▸ **The task**
Transcribe every record that appears below, exactly and in full.

━━━ Data

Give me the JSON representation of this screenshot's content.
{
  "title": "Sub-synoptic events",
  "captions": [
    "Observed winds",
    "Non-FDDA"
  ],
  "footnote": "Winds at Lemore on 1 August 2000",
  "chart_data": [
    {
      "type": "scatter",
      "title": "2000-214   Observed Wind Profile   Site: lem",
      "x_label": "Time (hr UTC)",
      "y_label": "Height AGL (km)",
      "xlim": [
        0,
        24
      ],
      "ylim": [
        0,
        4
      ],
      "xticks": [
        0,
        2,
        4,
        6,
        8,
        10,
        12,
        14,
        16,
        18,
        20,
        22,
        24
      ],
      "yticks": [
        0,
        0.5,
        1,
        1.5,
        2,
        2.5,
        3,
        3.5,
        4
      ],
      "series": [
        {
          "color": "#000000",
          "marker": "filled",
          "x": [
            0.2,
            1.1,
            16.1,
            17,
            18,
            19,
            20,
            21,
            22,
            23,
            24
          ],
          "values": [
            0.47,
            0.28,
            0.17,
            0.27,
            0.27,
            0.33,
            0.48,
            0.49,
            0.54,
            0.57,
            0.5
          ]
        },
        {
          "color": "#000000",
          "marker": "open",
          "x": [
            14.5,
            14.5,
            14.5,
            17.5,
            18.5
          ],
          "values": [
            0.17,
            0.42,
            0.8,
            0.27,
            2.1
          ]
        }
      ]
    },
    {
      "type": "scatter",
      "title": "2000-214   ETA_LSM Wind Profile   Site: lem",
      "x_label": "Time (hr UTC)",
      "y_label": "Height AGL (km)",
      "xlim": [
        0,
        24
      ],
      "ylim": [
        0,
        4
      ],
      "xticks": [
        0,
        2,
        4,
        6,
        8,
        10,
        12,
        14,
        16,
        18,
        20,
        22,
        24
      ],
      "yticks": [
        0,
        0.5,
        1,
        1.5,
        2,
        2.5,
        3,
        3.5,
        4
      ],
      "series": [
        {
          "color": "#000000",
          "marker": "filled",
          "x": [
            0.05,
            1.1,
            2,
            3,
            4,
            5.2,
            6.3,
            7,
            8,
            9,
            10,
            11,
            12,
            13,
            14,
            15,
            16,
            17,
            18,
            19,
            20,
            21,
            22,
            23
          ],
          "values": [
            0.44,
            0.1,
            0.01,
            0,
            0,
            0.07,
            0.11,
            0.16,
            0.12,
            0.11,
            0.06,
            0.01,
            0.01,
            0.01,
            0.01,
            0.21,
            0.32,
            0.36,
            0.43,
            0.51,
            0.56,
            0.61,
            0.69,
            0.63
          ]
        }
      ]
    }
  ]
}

━━━━━━

▸ **Written answer**
Give me the JSON representation of this screenshot's content.
{
  "title": "Sub-synoptic events",
  "captions": [
    "Observed winds",
    "Non-FDDA"
  ],
  "footnote": "Winds at Lemore on 1 August 2000",
  "chart_data": [
    {
      "type": "scatter",
      "title": "2000-214   Observed Wind Profile   Site: lem",
      "x_label": "Time (hr UTC)",
      "y_label": "Height AGL (km)",
      "xlim": [
        0,
        24
      ],
      "ylim": [
        0,
        4
      ],
      "xticks": [
        0,
        2,
        4,
        6,
        8,
        10,
        12,
        14,
        16,
        18,
        20,
        22,
        24
      ],
      "yticks": [
        0,
        0.5,
        1,
        1.5,
        2,
        2.5,
        3,
        3.5,
        4
      ],
      "series": [
        {
          "color": "#000000",
          "marker": "filled",
          "x": [
            0.2,
            1.1,
            16.1,
            17,
            18,
            19,
            20,
            21,
            22,
            23,
            24
          ],
          "values": [
            0.47,
            0.28,
            0.17,
            0.27,
            0.27,
            0.33,
            0.48,
            0.49,
            0.54,
            0.57,
            0.5
          ]
        },
        {
          "color": "#000000",
          "marker": "open",
          "x": [
            14.5,
            14.5,
            14.5,
            17.5,
            18.5
          ],
          "values": [
            0.17,
            0.42,
            0.8,
            0.27,
            2.1
          ]
        }
      ]
    },
    {
      "type": "scatter",
      "title": "2000-214   ETA_LSM Wind Profile   Site: lem",
      "x_label": "Time (hr UTC)",
      "y_label": "Height AGL (km)",
      "xlim": [
        0,
        24
      ],
      "ylim": [
        0,
        4
      ],
      "xticks": [
        0,
        2,
        4,
        6,
        8,
        10,
        12,
        14,
        16,
        18,
        20,
        22,
        24
      ],
      "yticks": [
        0,
        0.5,
        1,
        1.5,
        2,
        2.5,
        3,
        3.5,
        4
      ],
      "series": [
        {
          "color": "#000000",
          "marker": "filled",
          "x": [
            0.05,
            1.1,
            2,
            3,
            4,
            5.2,
            6.3,
            7,
            8,
            9,
            10,
            11,
            12,
            13,
            14,
            15,
            16,
            17,
            18,
            19,
            20,
            21,
            22,
            23
          ],
          "values": [
            0.44,
            0.1,
            0.01,
            0,
            0,
            0.07,
            0.11,
            0.16,
            0.12,
            0.11,
            0.06,
            0.01,
            0.01,
            0.01,
            0.01,
            0.21,
            0.32,
            0.36,
            0.43,
            0.51,
            0.56,
            0.61,
            0.69,
            0.63
          ]
        }
      ]
    }
  ]
}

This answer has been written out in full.